Rewrite the lines of the region boundary data below as a JSON list of strings, one string per line, skipping any blank lines.
--- start RECORD LIST ---
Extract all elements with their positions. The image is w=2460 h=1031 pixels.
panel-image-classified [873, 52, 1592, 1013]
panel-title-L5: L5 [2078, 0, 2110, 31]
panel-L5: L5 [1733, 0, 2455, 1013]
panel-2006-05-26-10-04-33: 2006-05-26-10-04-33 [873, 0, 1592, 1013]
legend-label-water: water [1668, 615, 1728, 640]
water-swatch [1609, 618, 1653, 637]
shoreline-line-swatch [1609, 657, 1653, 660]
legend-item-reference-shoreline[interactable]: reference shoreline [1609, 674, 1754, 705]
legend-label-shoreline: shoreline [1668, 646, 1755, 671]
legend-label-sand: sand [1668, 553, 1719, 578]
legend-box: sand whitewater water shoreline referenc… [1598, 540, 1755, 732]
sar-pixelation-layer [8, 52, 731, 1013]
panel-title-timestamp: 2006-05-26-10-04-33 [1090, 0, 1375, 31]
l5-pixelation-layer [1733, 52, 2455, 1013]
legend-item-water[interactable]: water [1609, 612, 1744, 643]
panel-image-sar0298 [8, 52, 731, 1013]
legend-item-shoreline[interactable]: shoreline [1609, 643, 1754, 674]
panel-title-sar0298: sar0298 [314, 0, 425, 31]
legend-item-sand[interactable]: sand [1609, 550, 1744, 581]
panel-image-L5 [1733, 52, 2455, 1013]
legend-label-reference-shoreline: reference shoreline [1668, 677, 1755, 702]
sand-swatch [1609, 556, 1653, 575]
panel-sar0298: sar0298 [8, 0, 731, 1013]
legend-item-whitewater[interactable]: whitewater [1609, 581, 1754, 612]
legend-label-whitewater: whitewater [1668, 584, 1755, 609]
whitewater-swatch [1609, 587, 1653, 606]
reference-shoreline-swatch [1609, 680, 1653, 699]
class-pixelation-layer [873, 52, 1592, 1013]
--- end RECORD LIST ---
COMPLETE OUTPUT:
[
  "Extract all elements with their positions. The image is w=2460 h=1031 pixels.",
  "panel-image-classified [873, 52, 1592, 1013]",
  "panel-title-L5: L5 [2078, 0, 2110, 31]",
  "panel-L5: L5 [1733, 0, 2455, 1013]",
  "panel-2006-05-26-10-04-33: 2006-05-26-10-04-33 [873, 0, 1592, 1013]",
  "legend-label-water: water [1668, 615, 1728, 640]",
  "water-swatch [1609, 618, 1653, 637]",
  "shoreline-line-swatch [1609, 657, 1653, 660]",
  "legend-item-reference-shoreline[interactable]: reference shoreline [1609, 674, 1754, 705]",
  "legend-label-shoreline: shoreline [1668, 646, 1755, 671]",
  "legend-label-sand: sand [1668, 553, 1719, 578]",
  "legend-box: sand whitewater water shoreline referenc… [1598, 540, 1755, 732]",
  "sar-pixelation-layer [8, 52, 731, 1013]",
  "panel-title-timestamp: 2006-05-26-10-04-33 [1090, 0, 1375, 31]",
  "l5-pixelation-layer [1733, 52, 2455, 1013]",
  "legend-item-water[interactable]: water [1609, 612, 1744, 643]",
  "panel-image-sar0298 [8, 52, 731, 1013]",
  "legend-item-shoreline[interactable]: shoreline [1609, 643, 1754, 674]",
  "panel-title-sar0298: sar0298 [314, 0, 425, 31]",
  "legend-item-sand[interactable]: sand [1609, 550, 1744, 581]",
  "panel-image-L5 [1733, 52, 2455, 1013]",
  "legend-label-reference-shoreline: reference shoreline [1668, 677, 1755, 702]",
  "sand-swatch [1609, 556, 1653, 575]",
  "panel-sar0298: sar0298 [8, 0, 731, 1013]",
  "legend-item-whitewater[interactable]: whitewater [1609, 581, 1754, 612]",
  "legend-label-whitewater: whitewater [1668, 584, 1755, 609]",
  "whitewater-swatch [1609, 587, 1653, 606]",
  "reference-shoreline-swatch [1609, 680, 1653, 699]",
  "class-pixelation-layer [873, 52, 1592, 1013]"
]